begin

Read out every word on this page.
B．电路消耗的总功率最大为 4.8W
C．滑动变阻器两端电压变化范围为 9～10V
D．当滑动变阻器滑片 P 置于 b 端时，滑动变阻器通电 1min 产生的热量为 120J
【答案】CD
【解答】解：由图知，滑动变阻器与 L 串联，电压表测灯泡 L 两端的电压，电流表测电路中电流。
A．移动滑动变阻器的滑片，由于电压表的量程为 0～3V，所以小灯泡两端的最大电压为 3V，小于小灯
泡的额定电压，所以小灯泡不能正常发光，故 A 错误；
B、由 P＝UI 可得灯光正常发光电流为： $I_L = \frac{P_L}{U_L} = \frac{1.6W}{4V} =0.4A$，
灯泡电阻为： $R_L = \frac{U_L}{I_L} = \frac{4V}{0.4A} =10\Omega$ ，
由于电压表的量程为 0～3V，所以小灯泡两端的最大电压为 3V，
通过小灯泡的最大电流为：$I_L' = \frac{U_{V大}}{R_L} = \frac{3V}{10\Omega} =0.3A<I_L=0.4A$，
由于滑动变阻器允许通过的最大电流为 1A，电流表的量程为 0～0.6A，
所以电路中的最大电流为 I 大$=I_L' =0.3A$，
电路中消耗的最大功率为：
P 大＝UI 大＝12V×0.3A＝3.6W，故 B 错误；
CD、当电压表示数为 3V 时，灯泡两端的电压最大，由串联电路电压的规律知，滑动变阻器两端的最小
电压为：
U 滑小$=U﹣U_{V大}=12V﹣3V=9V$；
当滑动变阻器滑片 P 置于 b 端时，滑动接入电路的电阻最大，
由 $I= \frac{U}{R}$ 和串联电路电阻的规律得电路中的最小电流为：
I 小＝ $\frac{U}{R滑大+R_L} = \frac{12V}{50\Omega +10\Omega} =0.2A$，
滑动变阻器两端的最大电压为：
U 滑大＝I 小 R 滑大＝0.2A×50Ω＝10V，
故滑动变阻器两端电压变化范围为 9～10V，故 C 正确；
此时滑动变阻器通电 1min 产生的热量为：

end

◆ Challenge
Each line of the material must be restated exactly.

◆ Task solution
Read out every word on this page.
B．电路消耗的总功率最大为 4.8W
C．滑动变阻器两端电压变化范围为 9～10V
D．当滑动变阻器滑片 P 置于 b 端时，滑动变阻器通电 1min 产生的热量为 120J
【答案】CD
【解答】解：由图知，滑动变阻器与 L 串联，电压表测灯泡 L 两端的电压，电流表测电路中电流。
A．移动滑动变阻器的滑片，由于电压表的量程为 0～3V，所以小灯泡两端的最大电压为 3V，小于小灯
泡的额定电压，所以小灯泡不能正常发光，故 A 错误；
B、由 P＝UI 可得灯光正常发光电流为： $I_L = \frac{P_L}{U_L} = \frac{1.6W}{4V} =0.4A$，
灯泡电阻为： $R_L = \frac{U_L}{I_L} = \frac{4V}{0.4A} =10\Omega$ ，
由于电压表的量程为 0～3V，所以小灯泡两端的最大电压为 3V，
通过小灯泡的最大电流为：$I_L' = \frac{U_{V大}}{R_L} = \frac{3V}{10\Omega} =0.3A<I_L=0.4A$，
由于滑动变阻器允许通过的最大电流为 1A，电流表的量程为 0～0.6A，
所以电路中的最大电流为 I 大$=I_L' =0.3A$，
电路中消耗的最大功率为：
P 大＝UI 大＝12V×0.3A＝3.6W，故 B 错误；
CD、当电压表示数为 3V 时，灯泡两端的电压最大，由串联电路电压的规律知，滑动变阻器两端的最小
电压为：
U 滑小$=U﹣U_{V大}=12V﹣3V=9V$；
当滑动变阻器滑片 P 置于 b 端时，滑动接入电路的电阻最大，
由 $I= \frac{U}{R}$ 和串联电路电阻的规律得电路中的最小电流为：
I 小＝ $\frac{U}{R滑大+R_L} = \frac{12V}{50\Omega +10\Omega} =0.2A$，
滑动变阻器两端的最大电压为：
U 滑大＝I 小 R 滑大＝0.2A×50Ω＝10V，
故滑动变阻器两端电压变化范围为 9～10V，故 C 正确；
此时滑动变阻器通电 1min 产生的热量为：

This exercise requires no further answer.